_Data listing_:

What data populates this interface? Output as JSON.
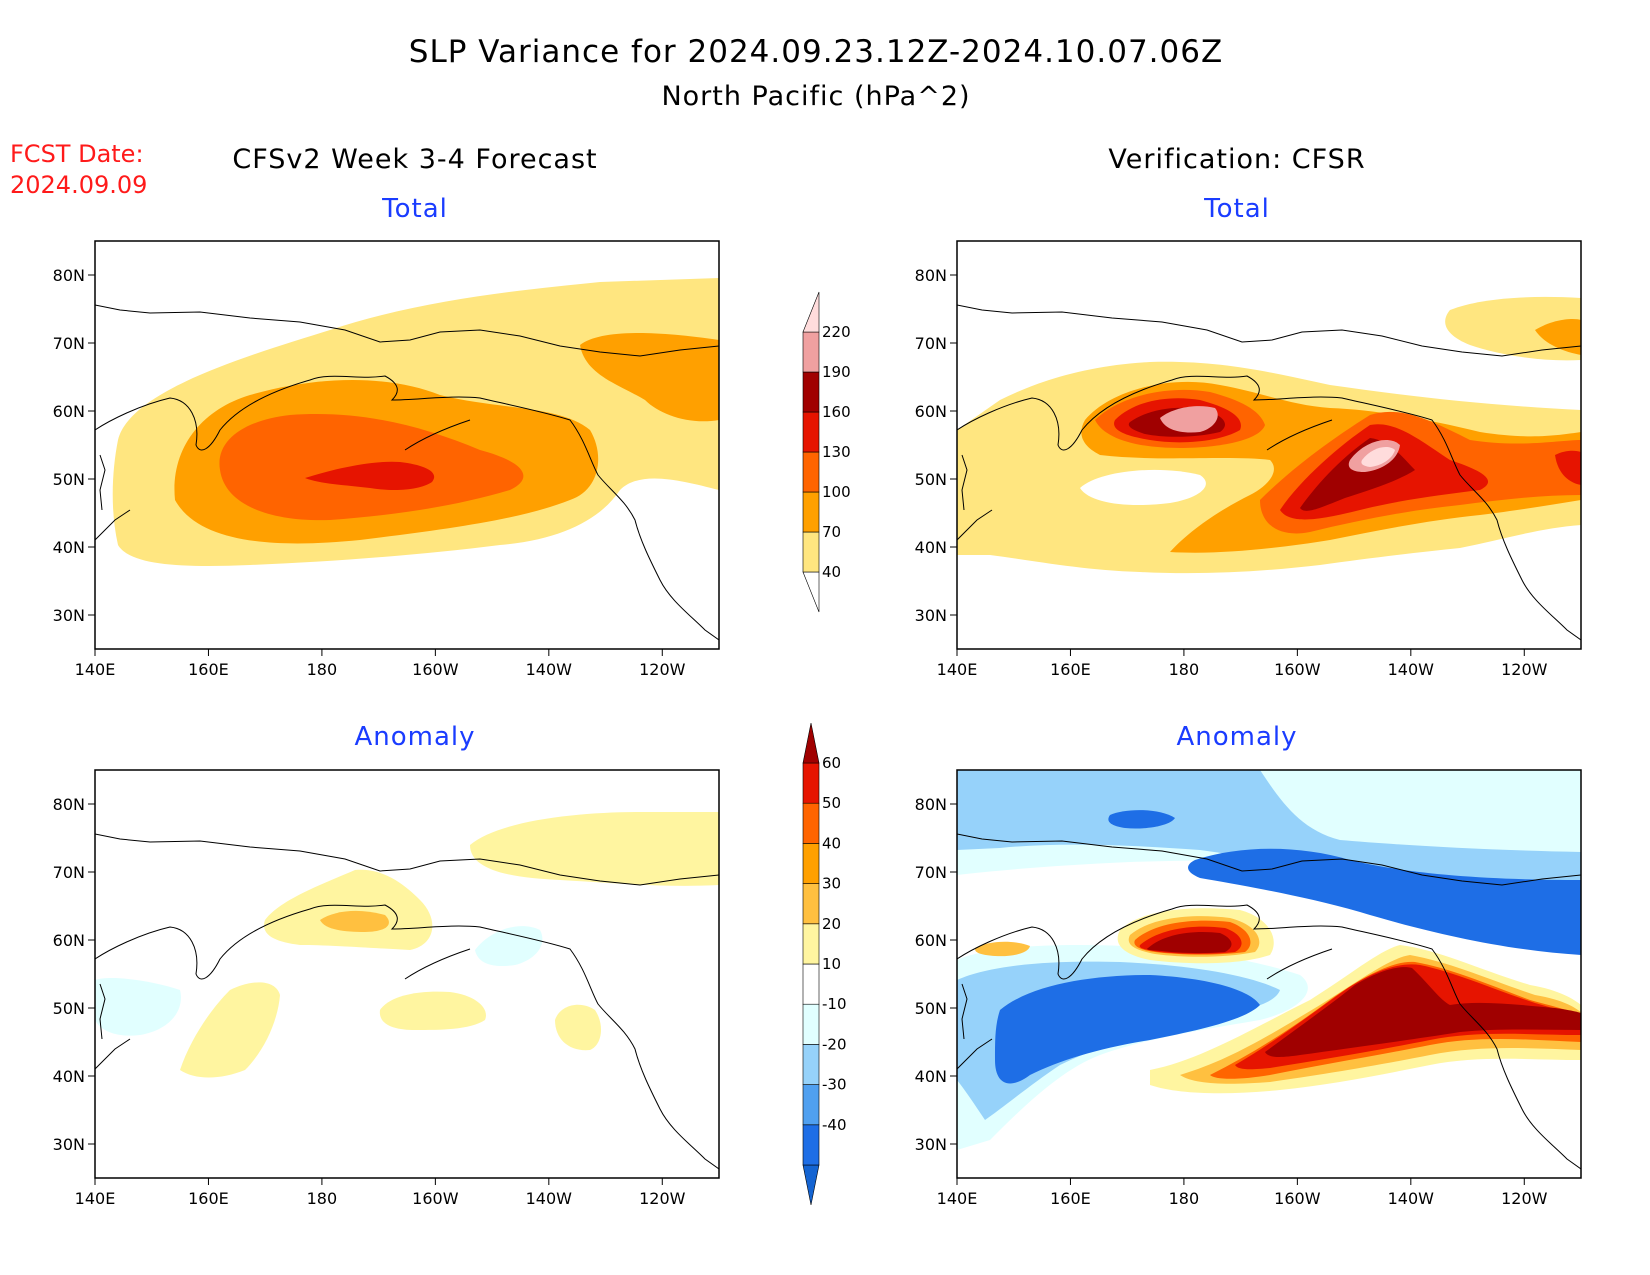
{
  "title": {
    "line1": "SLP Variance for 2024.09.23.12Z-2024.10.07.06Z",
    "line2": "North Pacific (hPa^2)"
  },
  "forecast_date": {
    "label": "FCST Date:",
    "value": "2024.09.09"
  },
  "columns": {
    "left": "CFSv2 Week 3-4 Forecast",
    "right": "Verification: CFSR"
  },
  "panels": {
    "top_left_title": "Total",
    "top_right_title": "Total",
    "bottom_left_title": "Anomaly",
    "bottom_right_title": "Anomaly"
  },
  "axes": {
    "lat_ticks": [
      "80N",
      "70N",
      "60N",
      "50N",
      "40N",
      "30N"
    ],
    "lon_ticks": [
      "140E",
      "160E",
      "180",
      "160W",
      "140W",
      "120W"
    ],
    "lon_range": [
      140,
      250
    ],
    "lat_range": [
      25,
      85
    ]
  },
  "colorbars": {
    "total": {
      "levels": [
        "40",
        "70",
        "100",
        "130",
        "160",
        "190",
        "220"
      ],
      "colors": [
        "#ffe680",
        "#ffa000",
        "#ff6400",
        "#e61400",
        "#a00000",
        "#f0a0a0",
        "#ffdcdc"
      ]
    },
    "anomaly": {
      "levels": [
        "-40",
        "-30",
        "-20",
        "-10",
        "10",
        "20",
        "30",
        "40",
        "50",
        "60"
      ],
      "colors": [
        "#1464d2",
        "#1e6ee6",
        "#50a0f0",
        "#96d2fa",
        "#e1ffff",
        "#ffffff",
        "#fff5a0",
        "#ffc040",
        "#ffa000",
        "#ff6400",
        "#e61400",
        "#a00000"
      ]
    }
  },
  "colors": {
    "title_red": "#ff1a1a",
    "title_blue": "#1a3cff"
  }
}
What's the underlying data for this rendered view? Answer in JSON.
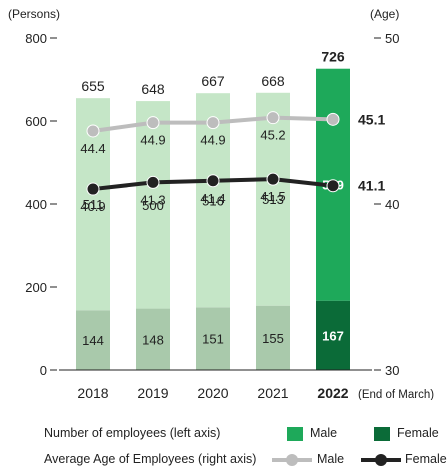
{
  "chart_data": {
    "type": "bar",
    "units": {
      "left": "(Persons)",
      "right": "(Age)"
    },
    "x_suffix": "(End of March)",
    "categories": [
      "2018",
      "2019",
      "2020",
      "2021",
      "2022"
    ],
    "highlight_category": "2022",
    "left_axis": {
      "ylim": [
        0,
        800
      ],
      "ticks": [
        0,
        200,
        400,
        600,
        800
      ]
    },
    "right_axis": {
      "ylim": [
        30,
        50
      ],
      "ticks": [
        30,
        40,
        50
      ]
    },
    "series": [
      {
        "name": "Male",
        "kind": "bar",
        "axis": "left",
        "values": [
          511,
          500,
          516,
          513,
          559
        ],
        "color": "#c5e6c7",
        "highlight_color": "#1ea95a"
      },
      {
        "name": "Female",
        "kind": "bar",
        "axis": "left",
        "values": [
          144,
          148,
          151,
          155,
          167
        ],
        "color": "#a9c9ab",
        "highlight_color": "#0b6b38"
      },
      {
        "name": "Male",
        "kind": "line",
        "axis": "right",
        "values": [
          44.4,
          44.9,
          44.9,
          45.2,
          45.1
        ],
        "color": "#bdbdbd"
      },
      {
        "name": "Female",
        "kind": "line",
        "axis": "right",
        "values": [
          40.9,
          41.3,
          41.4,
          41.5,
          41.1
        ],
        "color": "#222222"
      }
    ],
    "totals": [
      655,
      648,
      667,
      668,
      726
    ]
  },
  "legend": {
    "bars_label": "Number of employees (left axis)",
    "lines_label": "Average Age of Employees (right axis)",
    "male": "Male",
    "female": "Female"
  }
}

_PROBLEM REQUIREMENTS_:
Show every line in the entries where the string "this" occurs.

_WRITTEN ANSWER_:
What data populates this interface? Output as JSON.
What's the underlying data for this rendered view? Answer in JSON.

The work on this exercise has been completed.